─── RECORDS SUPPLIED ───

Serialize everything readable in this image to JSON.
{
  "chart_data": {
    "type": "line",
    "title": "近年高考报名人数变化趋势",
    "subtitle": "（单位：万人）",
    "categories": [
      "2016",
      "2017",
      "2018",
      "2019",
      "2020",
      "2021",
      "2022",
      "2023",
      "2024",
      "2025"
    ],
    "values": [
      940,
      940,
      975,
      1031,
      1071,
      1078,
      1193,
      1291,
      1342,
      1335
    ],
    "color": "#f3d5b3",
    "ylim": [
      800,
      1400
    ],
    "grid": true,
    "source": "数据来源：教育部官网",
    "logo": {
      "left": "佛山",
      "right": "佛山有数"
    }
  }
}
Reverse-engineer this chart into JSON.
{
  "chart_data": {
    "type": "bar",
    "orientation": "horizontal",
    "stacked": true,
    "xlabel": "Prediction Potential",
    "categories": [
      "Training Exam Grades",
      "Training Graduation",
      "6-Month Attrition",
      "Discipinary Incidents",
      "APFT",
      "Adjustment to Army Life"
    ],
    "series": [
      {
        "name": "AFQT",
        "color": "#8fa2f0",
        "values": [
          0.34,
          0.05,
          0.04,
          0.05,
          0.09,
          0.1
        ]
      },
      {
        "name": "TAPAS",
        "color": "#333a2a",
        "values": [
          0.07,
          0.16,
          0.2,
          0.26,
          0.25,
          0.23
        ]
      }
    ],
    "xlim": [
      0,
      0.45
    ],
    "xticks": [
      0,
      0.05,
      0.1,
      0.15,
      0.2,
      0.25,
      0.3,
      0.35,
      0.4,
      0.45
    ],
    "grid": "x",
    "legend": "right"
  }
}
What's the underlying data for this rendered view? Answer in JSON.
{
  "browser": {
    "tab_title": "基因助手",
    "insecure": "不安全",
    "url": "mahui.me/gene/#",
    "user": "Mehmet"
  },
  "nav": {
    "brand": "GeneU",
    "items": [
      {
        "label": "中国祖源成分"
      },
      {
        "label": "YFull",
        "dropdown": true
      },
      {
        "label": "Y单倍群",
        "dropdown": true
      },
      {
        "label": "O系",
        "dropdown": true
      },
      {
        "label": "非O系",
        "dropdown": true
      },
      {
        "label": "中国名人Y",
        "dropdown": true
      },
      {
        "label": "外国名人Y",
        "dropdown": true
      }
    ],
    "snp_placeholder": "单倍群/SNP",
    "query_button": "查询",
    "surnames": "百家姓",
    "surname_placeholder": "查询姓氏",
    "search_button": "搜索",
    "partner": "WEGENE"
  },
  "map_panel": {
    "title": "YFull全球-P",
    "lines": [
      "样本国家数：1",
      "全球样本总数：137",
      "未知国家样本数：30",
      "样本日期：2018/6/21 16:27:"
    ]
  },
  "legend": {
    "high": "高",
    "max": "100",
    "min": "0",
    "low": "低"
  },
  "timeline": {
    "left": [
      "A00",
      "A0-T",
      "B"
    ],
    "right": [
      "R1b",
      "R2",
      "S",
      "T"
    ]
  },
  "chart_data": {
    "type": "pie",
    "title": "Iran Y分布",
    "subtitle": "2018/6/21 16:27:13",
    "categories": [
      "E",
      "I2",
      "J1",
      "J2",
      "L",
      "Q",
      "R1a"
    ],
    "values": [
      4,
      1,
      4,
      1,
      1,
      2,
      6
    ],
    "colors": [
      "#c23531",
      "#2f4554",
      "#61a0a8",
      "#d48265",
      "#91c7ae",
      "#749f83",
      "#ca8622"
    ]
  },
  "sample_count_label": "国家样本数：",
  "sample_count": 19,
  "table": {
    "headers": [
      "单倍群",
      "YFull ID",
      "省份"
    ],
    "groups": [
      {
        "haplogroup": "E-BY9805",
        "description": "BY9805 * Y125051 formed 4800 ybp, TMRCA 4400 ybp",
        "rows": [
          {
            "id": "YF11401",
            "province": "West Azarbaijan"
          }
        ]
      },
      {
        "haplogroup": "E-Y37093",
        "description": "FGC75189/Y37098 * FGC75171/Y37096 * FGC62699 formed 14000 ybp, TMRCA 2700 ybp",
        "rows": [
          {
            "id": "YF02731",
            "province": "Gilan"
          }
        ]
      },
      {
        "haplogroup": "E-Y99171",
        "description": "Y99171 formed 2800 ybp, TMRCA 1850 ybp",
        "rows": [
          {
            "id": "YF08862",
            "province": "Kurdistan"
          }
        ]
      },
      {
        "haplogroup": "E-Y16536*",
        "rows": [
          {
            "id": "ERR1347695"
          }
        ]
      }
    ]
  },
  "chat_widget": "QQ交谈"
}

───

TASK DESCRIPTION:
Pull out the lines above in which the word "TMRCA" appears.

EXERCISE RESULT:
        "description": "BY9805 * Y125051 formed 4800 ybp, TMRCA 4400 ybp",
        "description": "FGC75189/Y37098 * FGC75171/Y37096 * FGC62699 formed 14000 ybp, TMRCA 2700 ybp",
        "description": "Y99171 formed 2800 ybp, TMRCA 1850 ybp",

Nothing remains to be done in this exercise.